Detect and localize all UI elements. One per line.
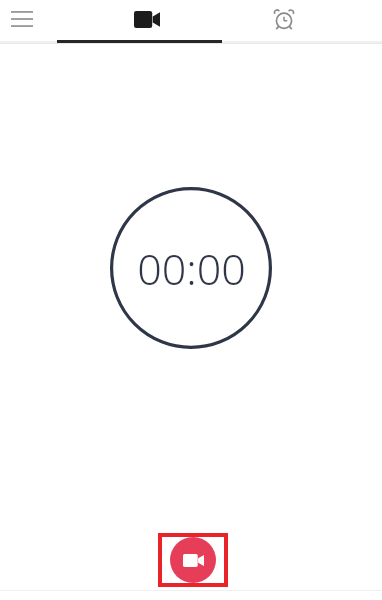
- button[interactable]: Menu: [0, 0, 44, 38]
- button[interactable]: Video: [120, 0, 174, 38]
- button[interactable]: Alarm: [257, 0, 311, 38]
- staticText: 00:00: [137, 239, 246, 298]
- button[interactable]: Start recording: [170, 537, 216, 583]
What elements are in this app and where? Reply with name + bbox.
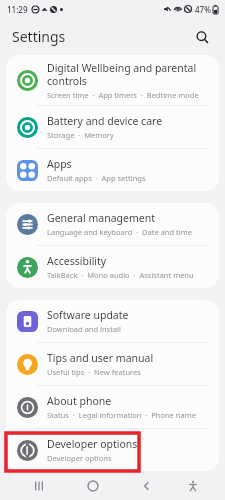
staticText: Default apps · App settings [47,173,146,183]
staticText: TalkBack · Mono audio · Assistant menu [47,270,194,280]
staticText: Useful tips · New features [47,367,141,377]
staticText: Download and install [47,324,121,334]
staticText: Settings [12,27,66,46]
button[interactable]: About phone [6,386,219,428]
button[interactable]: Software update [6,300,219,342]
button[interactable]: Search [191,26,213,48]
staticText: Status · Legal information · Phone name [47,410,196,420]
button[interactable]: Apps [6,149,219,191]
button[interactable]: Digital Wellbeing and parental controls [6,55,219,105]
button[interactable]: Back [130,471,164,500]
staticText: Accessibility [47,254,107,268]
button[interactable]: Accessibility shortcut [176,471,210,500]
staticText: Language and keyboard · Date and time [47,227,192,237]
staticText: Developer options [47,453,112,463]
button[interactable]: General management [6,203,219,245]
staticText: Software update [47,308,129,322]
staticText: Developer options [47,437,138,451]
staticText: Digital Wellbeing and parental controls [47,61,197,88]
staticText: Screen time · App timers · Bedtime mode [47,90,199,100]
button[interactable]: Recent apps [22,471,56,500]
staticText: General management [47,211,155,225]
button[interactable]: Tips and user manual [6,343,219,385]
staticText: 11:29 [7,4,28,15]
button[interactable]: Developer options [6,429,219,471]
button[interactable]: Battery and device care [6,106,219,148]
staticText: 47% [195,4,211,15]
staticText: Tips and user manual [47,351,154,365]
staticText: Storage · Memory [47,130,114,140]
staticText: About phone [47,394,112,408]
button[interactable]: Home [76,471,110,500]
button[interactable]: Accessibility [6,246,219,288]
staticText: Apps [47,157,72,171]
staticText: Battery and device care [47,114,163,128]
****************************************
Task to complete – Extract from the records above, exactly, the lines from the one with "staticText: Default apps" to the one with "button[interactable]: Recent apps", both included.

The answer –
staticText: Default apps · App settings [47,173,146,183]
staticText: TalkBack · Mono audio · Assistant menu [47,270,194,280]
staticText: Useful tips · New features [47,367,141,377]
staticText: Download and install [47,324,121,334]
staticText: Settings [12,27,66,46]
button[interactable]: About phone [6,386,219,428]
button[interactable]: Software update [6,300,219,342]
button[interactable]: Search [191,26,213,48]
staticText: Status · Legal information · Phone name [47,410,196,420]
button[interactable]: Apps [6,149,219,191]
button[interactable]: Digital Wellbeing and parental controls [6,55,219,105]
button[interactable]: Back [130,471,164,500]
staticText: Accessibility [47,254,107,268]
button[interactable]: Accessibility shortcut [176,471,210,500]
staticText: Language and keyboard · Date and time [47,227,192,237]
staticText: Developer options [47,453,112,463]
button[interactable]: General management [6,203,219,245]
staticText: Software update [47,308,129,322]
staticText: Developer options [47,437,138,451]
staticText: Digital Wellbeing and parental controls [47,61,197,88]
staticText: Screen time · App timers · Bedtime mode [47,90,199,100]
button[interactable]: Recent apps [22,471,56,500]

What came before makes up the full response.